REQUIREMENT:
Retype the whole listing below, character for character.

EXTRACTED ENTRIES:
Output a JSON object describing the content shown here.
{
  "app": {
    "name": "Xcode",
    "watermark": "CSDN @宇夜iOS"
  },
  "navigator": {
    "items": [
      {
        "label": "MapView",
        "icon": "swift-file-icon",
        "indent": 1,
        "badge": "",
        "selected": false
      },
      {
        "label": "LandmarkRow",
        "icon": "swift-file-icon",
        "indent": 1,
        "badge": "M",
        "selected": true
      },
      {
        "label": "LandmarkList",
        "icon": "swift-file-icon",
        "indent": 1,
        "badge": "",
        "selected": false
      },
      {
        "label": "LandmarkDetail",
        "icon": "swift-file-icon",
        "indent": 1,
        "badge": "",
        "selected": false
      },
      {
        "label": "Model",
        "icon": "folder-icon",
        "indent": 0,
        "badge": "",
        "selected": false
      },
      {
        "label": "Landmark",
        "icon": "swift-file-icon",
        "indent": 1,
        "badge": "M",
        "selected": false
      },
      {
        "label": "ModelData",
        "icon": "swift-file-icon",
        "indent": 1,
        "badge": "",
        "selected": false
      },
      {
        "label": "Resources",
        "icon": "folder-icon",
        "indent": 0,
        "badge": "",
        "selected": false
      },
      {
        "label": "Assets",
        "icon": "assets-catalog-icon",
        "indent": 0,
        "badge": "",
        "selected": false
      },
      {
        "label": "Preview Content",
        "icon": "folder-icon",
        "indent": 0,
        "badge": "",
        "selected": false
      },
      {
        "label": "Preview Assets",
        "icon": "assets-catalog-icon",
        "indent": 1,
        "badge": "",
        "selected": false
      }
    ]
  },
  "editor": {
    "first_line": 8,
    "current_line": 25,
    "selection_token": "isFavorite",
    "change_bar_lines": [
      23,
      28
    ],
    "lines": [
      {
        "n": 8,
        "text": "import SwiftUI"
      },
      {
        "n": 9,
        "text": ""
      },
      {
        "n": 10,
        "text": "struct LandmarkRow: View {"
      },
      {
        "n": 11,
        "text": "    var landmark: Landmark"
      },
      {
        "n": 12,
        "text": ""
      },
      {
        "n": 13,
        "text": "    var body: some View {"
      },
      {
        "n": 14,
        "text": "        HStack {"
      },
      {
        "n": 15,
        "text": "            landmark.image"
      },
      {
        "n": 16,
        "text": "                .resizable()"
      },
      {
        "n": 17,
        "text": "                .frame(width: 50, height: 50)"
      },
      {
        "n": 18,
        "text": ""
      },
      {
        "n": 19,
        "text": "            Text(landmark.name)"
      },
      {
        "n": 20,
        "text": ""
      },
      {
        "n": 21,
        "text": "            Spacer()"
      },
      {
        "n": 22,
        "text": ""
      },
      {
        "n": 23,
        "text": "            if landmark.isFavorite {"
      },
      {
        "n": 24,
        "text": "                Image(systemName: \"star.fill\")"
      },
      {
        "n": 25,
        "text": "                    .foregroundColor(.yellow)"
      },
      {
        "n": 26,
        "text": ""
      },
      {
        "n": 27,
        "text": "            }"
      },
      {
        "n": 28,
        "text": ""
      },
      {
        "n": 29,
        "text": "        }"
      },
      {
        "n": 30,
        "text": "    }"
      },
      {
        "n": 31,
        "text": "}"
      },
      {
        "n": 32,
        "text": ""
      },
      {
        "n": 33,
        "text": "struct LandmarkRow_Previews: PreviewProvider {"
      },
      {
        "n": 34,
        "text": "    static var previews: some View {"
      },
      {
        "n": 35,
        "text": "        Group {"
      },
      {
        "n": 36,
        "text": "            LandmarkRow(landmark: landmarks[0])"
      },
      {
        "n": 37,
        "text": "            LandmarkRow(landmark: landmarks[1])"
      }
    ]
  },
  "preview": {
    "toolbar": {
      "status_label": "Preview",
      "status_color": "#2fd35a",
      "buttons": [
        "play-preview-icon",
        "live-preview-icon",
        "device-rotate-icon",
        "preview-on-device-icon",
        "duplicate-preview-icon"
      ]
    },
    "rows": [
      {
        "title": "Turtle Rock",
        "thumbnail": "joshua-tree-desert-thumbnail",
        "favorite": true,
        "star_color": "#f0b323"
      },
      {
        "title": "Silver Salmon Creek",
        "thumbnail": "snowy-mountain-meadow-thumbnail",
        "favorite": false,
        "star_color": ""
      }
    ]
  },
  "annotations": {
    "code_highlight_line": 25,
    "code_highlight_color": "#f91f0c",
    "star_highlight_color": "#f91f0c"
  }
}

FULL OUTPUT:
Output a JSON object describing the content shown here.
{
  "app": {
    "name": "Xcode",
    "watermark": "CSDN @宇夜iOS"
  },
  "navigator": {
    "items": [
      {
        "label": "MapView",
        "icon": "swift-file-icon",
        "indent": 1,
        "badge": "",
        "selected": false
      },
      {
        "label": "LandmarkRow",
        "icon": "swift-file-icon",
        "indent": 1,
        "badge": "M",
        "selected": true
      },
      {
        "label": "LandmarkList",
        "icon": "swift-file-icon",
        "indent": 1,
        "badge": "",
        "selected": false
      },
      {
        "label": "LandmarkDetail",
        "icon": "swift-file-icon",
        "indent": 1,
        "badge": "",
        "selected": false
      },
      {
        "label": "Model",
        "icon": "folder-icon",
        "indent": 0,
        "badge": "",
        "selected": false
      },
      {
        "label": "Landmark",
        "icon": "swift-file-icon",
        "indent": 1,
        "badge": "M",
        "selected": false
      },
      {
        "label": "ModelData",
        "icon": "swift-file-icon",
        "indent": 1,
        "badge": "",
        "selected": false
      },
      {
        "label": "Resources",
        "icon": "folder-icon",
        "indent": 0,
        "badge": "",
        "selected": false
      },
      {
        "label": "Assets",
        "icon": "assets-catalog-icon",
        "indent": 0,
        "badge": "",
        "selected": false
      },
      {
        "label": "Preview Content",
        "icon": "folder-icon",
        "indent": 0,
        "badge": "",
        "selected": false
      },
      {
        "label": "Preview Assets",
        "icon": "assets-catalog-icon",
        "indent": 1,
        "badge": "",
        "selected": false
      }
    ]
  },
  "editor": {
    "first_line": 8,
    "current_line": 25,
    "selection_token": "isFavorite",
    "change_bar_lines": [
      23,
      28
    ],
    "lines": [
      {
        "n": 8,
        "text": "import SwiftUI"
      },
      {
        "n": 9,
        "text": ""
      },
      {
        "n": 10,
        "text": "struct LandmarkRow: View {"
      },
      {
        "n": 11,
        "text": "    var landmark: Landmark"
      },
      {
        "n": 12,
        "text": ""
      },
      {
        "n": 13,
        "text": "    var body: some View {"
      },
      {
        "n": 14,
        "text": "        HStack {"
      },
      {
        "n": 15,
        "text": "            landmark.image"
      },
      {
        "n": 16,
        "text": "                .resizable()"
      },
      {
        "n": 17,
        "text": "                .frame(width: 50, height: 50)"
      },
      {
        "n": 18,
        "text": ""
      },
      {
        "n": 19,
        "text": "            Text(landmark.name)"
      },
      {
        "n": 20,
        "text": ""
      },
      {
        "n": 21,
        "text": "            Spacer()"
      },
      {
        "n": 22,
        "text": ""
      },
      {
        "n": 23,
        "text": "            if landmark.isFavorite {"
      },
      {
        "n": 24,
        "text": "                Image(systemName: \"star.fill\")"
      },
      {
        "n": 25,
        "text": "                    .foregroundColor(.yellow)"
      },
      {
        "n": 26,
        "text": ""
      },
      {
        "n": 27,
        "text": "            }"
      },
      {
        "n": 28,
        "text": ""
      },
      {
        "n": 29,
        "text": "        }"
      },
      {
        "n": 30,
        "text": "    }"
      },
      {
        "n": 31,
        "text": "}"
      },
      {
        "n": 32,
        "text": ""
      },
      {
        "n": 33,
        "text": "struct LandmarkRow_Previews: PreviewProvider {"
      },
      {
        "n": 34,
        "text": "    static var previews: some View {"
      },
      {
        "n": 35,
        "text": "        Group {"
      },
      {
        "n": 36,
        "text": "            LandmarkRow(landmark: landmarks[0])"
      },
      {
        "n": 37,
        "text": "            LandmarkRow(landmark: landmarks[1])"
      }
    ]
  },
  "preview": {
    "toolbar": {
      "status_label": "Preview",
      "status_color": "#2fd35a",
      "buttons": [
        "play-preview-icon",
        "live-preview-icon",
        "device-rotate-icon",
        "preview-on-device-icon",
        "duplicate-preview-icon"
      ]
    },
    "rows": [
      {
        "title": "Turtle Rock",
        "thumbnail": "joshua-tree-desert-thumbnail",
        "favorite": true,
        "star_color": "#f0b323"
      },
      {
        "title": "Silver Salmon Creek",
        "thumbnail": "snowy-mountain-meadow-thumbnail",
        "favorite": false,
        "star_color": ""
      }
    ]
  },
  "annotations": {
    "code_highlight_line": 25,
    "code_highlight_color": "#f91f0c",
    "star_highlight_color": "#f91f0c"
  }
}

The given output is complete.